(Entries with figure data)
───

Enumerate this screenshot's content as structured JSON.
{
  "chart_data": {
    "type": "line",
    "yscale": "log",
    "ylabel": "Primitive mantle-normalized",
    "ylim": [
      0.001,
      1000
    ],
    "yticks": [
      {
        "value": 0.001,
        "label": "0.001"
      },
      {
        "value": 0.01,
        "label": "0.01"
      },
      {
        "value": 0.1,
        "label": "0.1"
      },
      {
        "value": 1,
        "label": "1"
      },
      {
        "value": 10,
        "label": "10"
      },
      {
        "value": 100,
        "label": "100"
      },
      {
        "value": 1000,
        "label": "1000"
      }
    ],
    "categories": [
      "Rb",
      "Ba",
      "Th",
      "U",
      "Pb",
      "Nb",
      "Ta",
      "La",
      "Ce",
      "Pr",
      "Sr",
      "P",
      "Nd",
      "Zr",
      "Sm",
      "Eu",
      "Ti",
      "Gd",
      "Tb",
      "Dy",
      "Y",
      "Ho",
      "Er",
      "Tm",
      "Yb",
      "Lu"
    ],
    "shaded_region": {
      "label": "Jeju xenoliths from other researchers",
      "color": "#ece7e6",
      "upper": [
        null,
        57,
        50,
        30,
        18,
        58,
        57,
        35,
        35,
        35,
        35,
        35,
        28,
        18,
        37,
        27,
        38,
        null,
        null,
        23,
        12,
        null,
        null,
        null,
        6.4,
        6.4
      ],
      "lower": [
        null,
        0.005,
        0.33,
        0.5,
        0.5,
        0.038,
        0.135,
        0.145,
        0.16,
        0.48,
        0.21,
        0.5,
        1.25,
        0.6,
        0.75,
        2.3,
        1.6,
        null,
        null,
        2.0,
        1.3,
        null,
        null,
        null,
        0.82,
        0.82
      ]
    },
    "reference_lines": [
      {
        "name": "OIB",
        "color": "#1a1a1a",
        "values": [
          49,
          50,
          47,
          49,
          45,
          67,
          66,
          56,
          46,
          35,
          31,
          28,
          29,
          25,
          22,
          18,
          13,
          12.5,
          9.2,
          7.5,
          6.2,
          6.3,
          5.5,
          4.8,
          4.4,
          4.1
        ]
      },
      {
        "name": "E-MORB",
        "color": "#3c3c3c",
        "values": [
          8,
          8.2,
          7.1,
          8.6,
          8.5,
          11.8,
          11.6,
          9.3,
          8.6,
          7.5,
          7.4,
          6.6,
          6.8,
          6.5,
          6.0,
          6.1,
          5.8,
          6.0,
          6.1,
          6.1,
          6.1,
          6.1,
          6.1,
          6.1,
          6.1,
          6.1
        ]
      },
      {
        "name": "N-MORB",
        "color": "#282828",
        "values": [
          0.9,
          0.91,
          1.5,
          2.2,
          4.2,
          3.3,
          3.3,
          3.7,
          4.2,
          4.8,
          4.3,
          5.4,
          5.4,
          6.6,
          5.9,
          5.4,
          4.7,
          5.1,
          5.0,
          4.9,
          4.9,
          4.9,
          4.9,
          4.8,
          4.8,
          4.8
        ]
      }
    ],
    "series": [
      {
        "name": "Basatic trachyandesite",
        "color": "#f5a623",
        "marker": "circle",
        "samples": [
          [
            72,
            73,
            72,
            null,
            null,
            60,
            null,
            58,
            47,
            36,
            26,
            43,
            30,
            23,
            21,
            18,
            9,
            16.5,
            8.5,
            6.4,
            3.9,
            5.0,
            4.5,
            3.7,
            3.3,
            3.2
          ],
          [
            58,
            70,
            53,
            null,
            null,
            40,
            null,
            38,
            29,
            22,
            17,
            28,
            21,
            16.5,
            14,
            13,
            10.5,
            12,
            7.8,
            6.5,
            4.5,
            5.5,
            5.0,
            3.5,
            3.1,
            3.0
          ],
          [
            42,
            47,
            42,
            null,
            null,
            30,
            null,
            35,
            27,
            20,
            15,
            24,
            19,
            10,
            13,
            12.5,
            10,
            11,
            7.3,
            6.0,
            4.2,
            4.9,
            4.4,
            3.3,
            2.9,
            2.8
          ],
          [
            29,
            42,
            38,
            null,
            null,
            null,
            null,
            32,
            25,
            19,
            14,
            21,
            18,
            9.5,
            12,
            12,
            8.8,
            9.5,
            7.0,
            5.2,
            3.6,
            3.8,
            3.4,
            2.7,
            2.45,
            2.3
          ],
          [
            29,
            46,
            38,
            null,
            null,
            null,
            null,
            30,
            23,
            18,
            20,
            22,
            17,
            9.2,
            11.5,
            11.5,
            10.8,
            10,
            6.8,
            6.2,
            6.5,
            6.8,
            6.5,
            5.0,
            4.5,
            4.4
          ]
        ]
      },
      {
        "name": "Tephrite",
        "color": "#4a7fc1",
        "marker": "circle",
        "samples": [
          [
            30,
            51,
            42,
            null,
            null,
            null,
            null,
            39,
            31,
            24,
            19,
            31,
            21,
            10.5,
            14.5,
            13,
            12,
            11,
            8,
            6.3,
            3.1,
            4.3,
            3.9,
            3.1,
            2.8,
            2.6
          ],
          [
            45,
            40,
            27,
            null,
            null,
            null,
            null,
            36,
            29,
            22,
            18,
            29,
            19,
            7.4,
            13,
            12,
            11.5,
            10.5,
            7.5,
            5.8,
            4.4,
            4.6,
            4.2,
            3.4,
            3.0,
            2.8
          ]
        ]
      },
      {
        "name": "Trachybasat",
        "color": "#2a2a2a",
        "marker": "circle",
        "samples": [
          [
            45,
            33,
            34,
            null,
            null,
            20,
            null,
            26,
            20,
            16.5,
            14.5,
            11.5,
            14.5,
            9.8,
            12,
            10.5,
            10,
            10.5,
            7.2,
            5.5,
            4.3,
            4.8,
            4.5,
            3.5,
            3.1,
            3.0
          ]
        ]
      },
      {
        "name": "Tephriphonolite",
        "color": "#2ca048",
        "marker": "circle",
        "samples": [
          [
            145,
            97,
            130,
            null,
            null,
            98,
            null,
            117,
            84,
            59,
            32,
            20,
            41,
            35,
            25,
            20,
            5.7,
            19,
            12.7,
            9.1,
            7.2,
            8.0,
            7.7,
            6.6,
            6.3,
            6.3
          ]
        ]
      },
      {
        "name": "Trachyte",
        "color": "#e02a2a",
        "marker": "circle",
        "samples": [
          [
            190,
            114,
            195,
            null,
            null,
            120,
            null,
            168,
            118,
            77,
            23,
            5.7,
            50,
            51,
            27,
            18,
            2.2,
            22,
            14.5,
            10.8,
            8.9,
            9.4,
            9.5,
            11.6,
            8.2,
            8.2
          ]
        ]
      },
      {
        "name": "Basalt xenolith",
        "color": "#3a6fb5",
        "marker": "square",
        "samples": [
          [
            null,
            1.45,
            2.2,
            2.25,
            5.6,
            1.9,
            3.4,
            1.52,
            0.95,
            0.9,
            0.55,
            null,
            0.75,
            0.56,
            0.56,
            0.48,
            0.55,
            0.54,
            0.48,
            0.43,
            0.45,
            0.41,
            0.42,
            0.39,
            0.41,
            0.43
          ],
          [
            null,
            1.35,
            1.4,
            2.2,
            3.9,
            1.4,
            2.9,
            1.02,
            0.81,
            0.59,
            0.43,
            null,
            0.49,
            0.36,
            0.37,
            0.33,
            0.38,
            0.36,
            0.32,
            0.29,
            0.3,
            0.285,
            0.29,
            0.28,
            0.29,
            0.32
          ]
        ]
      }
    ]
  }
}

───

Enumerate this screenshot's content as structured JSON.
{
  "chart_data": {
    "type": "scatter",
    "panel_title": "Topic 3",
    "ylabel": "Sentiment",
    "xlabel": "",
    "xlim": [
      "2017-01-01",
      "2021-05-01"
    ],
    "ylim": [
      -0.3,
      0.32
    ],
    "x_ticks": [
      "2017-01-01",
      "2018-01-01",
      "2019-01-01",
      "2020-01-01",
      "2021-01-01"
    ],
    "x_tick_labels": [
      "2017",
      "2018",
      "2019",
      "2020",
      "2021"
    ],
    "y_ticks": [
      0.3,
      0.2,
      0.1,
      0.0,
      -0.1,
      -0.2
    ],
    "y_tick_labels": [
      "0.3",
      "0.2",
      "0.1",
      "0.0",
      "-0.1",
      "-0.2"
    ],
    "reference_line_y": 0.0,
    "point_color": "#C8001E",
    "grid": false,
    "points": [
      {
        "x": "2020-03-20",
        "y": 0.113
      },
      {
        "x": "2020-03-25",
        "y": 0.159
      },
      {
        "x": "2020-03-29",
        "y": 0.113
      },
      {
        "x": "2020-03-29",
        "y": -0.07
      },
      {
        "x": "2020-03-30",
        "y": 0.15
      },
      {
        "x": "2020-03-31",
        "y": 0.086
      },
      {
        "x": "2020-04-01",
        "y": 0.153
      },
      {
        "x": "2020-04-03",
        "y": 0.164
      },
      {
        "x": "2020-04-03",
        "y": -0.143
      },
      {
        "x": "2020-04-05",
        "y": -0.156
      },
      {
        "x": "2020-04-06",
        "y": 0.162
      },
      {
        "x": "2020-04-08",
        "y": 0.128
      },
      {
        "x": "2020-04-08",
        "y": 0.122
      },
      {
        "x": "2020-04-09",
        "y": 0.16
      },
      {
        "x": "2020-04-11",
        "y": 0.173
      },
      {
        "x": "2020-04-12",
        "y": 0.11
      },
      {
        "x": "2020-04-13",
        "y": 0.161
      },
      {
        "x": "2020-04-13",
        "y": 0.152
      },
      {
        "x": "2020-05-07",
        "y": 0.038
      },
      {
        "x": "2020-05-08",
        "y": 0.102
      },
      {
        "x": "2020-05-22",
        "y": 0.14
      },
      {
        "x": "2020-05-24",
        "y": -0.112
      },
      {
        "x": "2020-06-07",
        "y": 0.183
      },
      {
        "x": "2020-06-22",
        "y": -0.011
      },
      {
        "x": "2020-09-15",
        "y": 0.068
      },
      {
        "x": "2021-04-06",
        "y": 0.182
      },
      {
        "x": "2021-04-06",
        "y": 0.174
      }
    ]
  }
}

───

» WHAT YOU NEED TO DO
Tally the lines of the material above that contain the word "ylabel" and report the total alone.

» CORRECT OUTPUT
2